● WHAT YOU ARE ASKED TO DO
Below is a set of records. Repeat all of them exactly.
============
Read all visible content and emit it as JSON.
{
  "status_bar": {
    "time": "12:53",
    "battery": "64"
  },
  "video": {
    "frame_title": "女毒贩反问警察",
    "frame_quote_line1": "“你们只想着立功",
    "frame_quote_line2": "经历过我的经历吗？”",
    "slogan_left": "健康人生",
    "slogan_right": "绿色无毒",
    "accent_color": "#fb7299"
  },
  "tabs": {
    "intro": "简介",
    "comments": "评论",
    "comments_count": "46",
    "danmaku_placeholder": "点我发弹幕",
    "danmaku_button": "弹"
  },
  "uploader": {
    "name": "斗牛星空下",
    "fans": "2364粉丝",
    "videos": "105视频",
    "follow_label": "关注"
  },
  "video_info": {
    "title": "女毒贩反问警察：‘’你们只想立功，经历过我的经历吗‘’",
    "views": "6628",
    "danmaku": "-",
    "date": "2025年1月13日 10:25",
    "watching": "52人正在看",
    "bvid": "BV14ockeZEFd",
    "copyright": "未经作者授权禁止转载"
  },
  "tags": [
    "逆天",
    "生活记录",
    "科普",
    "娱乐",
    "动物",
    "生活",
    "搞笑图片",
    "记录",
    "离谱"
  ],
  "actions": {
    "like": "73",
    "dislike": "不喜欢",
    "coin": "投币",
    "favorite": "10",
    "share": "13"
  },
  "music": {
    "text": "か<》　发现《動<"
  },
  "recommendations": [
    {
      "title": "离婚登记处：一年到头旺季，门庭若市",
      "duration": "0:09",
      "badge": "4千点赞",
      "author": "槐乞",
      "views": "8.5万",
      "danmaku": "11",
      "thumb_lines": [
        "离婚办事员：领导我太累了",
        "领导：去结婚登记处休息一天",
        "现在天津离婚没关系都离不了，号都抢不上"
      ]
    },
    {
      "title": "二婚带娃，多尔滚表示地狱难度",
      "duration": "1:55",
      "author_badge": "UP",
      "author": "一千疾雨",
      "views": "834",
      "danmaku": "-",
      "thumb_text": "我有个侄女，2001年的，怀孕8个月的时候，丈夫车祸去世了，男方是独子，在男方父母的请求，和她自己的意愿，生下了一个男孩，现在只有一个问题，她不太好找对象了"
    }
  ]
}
============
● EXPECTED ANSWER
Read all visible content and emit it as JSON.
{
  "status_bar": {
    "time": "12:53",
    "battery": "64"
  },
  "video": {
    "frame_title": "女毒贩反问警察",
    "frame_quote_line1": "“你们只想着立功",
    "frame_quote_line2": "经历过我的经历吗？”",
    "slogan_left": "健康人生",
    "slogan_right": "绿色无毒",
    "accent_color": "#fb7299"
  },
  "tabs": {
    "intro": "简介",
    "comments": "评论",
    "comments_count": "46",
    "danmaku_placeholder": "点我发弹幕",
    "danmaku_button": "弹"
  },
  "uploader": {
    "name": "斗牛星空下",
    "fans": "2364粉丝",
    "videos": "105视频",
    "follow_label": "关注"
  },
  "video_info": {
    "title": "女毒贩反问警察：‘’你们只想立功，经历过我的经历吗‘’",
    "views": "6628",
    "danmaku": "-",
    "date": "2025年1月13日 10:25",
    "watching": "52人正在看",
    "bvid": "BV14ockeZEFd",
    "copyright": "未经作者授权禁止转载"
  },
  "tags": [
    "逆天",
    "生活记录",
    "科普",
    "娱乐",
    "动物",
    "生活",
    "搞笑图片",
    "记录",
    "离谱"
  ],
  "actions": {
    "like": "73",
    "dislike": "不喜欢",
    "coin": "投币",
    "favorite": "10",
    "share": "13"
  },
  "music": {
    "text": "か<》　发现《動<"
  },
  "recommendations": [
    {
      "title": "离婚登记处：一年到头旺季，门庭若市",
      "duration": "0:09",
      "badge": "4千点赞",
      "author": "槐乞",
      "views": "8.5万",
      "danmaku": "11",
      "thumb_lines": [
        "离婚办事员：领导我太累了",
        "领导：去结婚登记处休息一天",
        "现在天津离婚没关系都离不了，号都抢不上"
      ]
    },
    {
      "title": "二婚带娃，多尔滚表示地狱难度",
      "duration": "1:55",
      "author_badge": "UP",
      "author": "一千疾雨",
      "views": "834",
      "danmaku": "-",
      "thumb_text": "我有个侄女，2001年的，怀孕8个月的时候，丈夫车祸去世了，男方是独子，在男方父母的请求，和她自己的意愿，生下了一个男孩，现在只有一个问题，她不太好找对象了"
    }
  ]
}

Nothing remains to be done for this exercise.